Newton's Second Law for Rotation

What is the angular acceleration produced by applying a torque to an object? Newton's second law states that the angular acceleration is proportional to the net torque and inversely proportional to the moment of inertia.

Newton's Second Law: Στ = I α

Adjustable Moment of Inertia

Two heavy cylindrical masses are placed at opposite ends of a platform that rotates around its center. A torque is applied to the platform's axle by means of a string. The string passes over a pulley and a mass hangs from the other end of the string.

The system is released from rest, and the platform begins to rotate with a particular angular acceleration.

If the experiment is performed a second time with the masses moved closer to the center of the platform, what will happen?

  1. The angular acceleration will decrease.
  2. The angular acceleration will stay the same.
  3. The angular acceleration will increase.

According to Newton's Second Law, Στ = I α . The torque from the hanging mass is about the same in the two cases. Moving the masses closer to the center reduces the moment of inertia, which increases the angular acceleration.

Applying Newton's Second Law

Let's apply Newton's Second Law to our system of two cylindrical masses on the rotating platform. Determine the angular acceleration of the system in terms of:
M, the mass of each cylinder;
h, the distance from the rotation axis to each cylinder;
T, the tension applied by the string;
r, the radius of the axle.

We will assume that the platform itself has negligible mass, and that the radius of each cylinder is small compared to h.

As usual, start with a free-body diagram, and then apply Newton's Second Law for Rotation.

Στ = I α

The only torque we care about comes from the tension in the string. With torque given by τ = r × F , in this case the torque is:

τ = rT

There's a 90 degree angle between r and T.

Solving Newton's Second Law for α:

α = rT/I

For a cylinder rotating about its center-of-mass, where the rotation axis coincides with the axis of the cylinder, the moment of inertia is:

Icom = ½ MR2

Each of our cylinders rotates about a parallel axis (through the center of the platform), not about its center-of-mass. The parallel axis theorem tells us that each cylinder has a rotational inertia given by:

I1 = Icom + Mh2

I1 = ½ MR2 + Mh2

Assuming that R << h means we can approximate this as:

I1 = Mh2

The total moment of inertia is double this, because there are two cylinders:

I = 2Mh2

Our expression for the angular acceleration becomes:

α = rT/[ 2Mh2 ]

Numerical Example

For our demonstration apparatus, we have the following parameters:
mass of each cylinder is M = 2.5 kg
distance from axis to each cylinder is h = 7.5 cm
tension in the string is about F = 5 N
radius of the axle is r = 2.7 cm

α = 0.027 * 5 / (2 * 2.5 * 0.0752 )

[Document structure recognition data]
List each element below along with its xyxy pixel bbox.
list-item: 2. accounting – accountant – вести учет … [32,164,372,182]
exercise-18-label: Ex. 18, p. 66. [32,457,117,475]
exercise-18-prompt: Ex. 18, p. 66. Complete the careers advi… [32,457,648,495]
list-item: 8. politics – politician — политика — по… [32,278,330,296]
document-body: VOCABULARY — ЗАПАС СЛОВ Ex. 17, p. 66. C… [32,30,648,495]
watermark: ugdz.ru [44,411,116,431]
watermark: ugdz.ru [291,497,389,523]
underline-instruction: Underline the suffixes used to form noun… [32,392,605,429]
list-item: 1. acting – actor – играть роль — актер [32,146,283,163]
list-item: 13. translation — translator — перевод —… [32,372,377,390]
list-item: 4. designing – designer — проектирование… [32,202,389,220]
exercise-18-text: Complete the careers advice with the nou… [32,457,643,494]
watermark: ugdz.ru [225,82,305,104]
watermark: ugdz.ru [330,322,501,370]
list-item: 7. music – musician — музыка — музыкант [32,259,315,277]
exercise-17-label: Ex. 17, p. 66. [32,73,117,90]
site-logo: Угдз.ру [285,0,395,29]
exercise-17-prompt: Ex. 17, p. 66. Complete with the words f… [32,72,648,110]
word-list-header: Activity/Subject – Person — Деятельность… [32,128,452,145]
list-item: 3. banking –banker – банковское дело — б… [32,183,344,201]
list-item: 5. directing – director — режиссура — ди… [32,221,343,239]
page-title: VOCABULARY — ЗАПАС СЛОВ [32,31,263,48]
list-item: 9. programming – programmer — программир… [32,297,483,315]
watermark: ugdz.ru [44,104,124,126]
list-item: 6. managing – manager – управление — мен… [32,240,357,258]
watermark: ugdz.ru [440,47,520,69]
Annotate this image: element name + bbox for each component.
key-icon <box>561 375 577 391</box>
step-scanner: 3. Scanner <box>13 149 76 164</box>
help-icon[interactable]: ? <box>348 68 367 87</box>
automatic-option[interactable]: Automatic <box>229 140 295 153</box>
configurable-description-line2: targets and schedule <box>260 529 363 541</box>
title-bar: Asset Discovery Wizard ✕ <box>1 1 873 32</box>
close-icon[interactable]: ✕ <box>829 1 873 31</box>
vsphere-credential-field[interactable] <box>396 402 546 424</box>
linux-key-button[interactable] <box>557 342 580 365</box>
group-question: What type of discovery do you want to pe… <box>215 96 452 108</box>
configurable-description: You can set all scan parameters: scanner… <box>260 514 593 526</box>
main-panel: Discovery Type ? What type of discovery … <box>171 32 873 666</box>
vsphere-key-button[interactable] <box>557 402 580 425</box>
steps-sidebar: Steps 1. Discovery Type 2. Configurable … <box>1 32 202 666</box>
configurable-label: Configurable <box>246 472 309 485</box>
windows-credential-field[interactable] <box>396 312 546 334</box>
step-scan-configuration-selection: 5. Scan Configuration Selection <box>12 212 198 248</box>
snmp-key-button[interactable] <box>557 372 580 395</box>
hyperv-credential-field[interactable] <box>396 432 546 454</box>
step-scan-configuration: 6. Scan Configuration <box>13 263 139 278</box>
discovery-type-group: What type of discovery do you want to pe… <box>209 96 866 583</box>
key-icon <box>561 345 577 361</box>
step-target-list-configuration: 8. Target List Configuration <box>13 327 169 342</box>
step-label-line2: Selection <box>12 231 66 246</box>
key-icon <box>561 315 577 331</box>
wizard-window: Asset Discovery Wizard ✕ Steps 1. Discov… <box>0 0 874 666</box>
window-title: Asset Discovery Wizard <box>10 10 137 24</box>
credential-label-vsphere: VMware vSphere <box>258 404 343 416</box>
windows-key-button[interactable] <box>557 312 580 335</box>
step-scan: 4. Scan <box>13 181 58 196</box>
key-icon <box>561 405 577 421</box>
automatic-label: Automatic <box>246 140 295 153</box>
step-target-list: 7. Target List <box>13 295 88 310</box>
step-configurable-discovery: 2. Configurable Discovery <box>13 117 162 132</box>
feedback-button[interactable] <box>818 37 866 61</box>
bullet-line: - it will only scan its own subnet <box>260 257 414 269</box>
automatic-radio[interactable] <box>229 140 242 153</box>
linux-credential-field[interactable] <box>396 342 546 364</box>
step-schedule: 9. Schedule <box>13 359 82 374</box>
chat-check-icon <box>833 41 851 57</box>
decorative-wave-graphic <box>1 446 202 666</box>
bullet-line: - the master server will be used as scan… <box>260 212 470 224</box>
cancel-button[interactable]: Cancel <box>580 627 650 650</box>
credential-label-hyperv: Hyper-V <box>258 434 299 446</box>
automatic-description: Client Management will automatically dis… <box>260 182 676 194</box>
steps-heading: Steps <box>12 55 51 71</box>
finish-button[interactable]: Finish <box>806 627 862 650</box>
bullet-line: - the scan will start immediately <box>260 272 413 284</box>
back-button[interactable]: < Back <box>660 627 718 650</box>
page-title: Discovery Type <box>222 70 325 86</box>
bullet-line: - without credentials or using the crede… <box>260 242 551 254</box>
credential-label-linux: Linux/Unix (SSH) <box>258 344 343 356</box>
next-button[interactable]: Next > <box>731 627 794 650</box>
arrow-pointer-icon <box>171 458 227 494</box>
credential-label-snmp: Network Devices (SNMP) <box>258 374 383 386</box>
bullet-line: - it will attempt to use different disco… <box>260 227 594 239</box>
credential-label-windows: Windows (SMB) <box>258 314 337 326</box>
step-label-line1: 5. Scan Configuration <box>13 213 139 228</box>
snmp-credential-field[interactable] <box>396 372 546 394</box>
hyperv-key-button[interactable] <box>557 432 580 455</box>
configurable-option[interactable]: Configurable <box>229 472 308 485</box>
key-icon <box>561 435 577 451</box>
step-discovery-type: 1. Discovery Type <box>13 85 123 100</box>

> _QUESTIONS ON THE MATERIAL_:
1. According to the lesson on Newton's second law for rotation, how is the torque applied to the platform's axle?
2. State whether each statement agrees with the lesson on Newton's second law for rotation, answering yes or no and quoting the deciding words: (a) The platform itself is assumed to have negligible mass. (b) Moving the masses closer to the center increases the moment of inertia. (c) The angle between r and T is 45 degrees.
The items are not needed for this work.

> _SOLUTION SET_:
1. By means of a string that passes over a pulley, with a mass hanging from the other end of the string.

2.
(a) Yes: "We will assume that the platform itself has negligible mass"
(b) No: "Moving the masses closer to the center reduces the moment of inertia"
(c) No: "There's a 90 degree angle between r and T."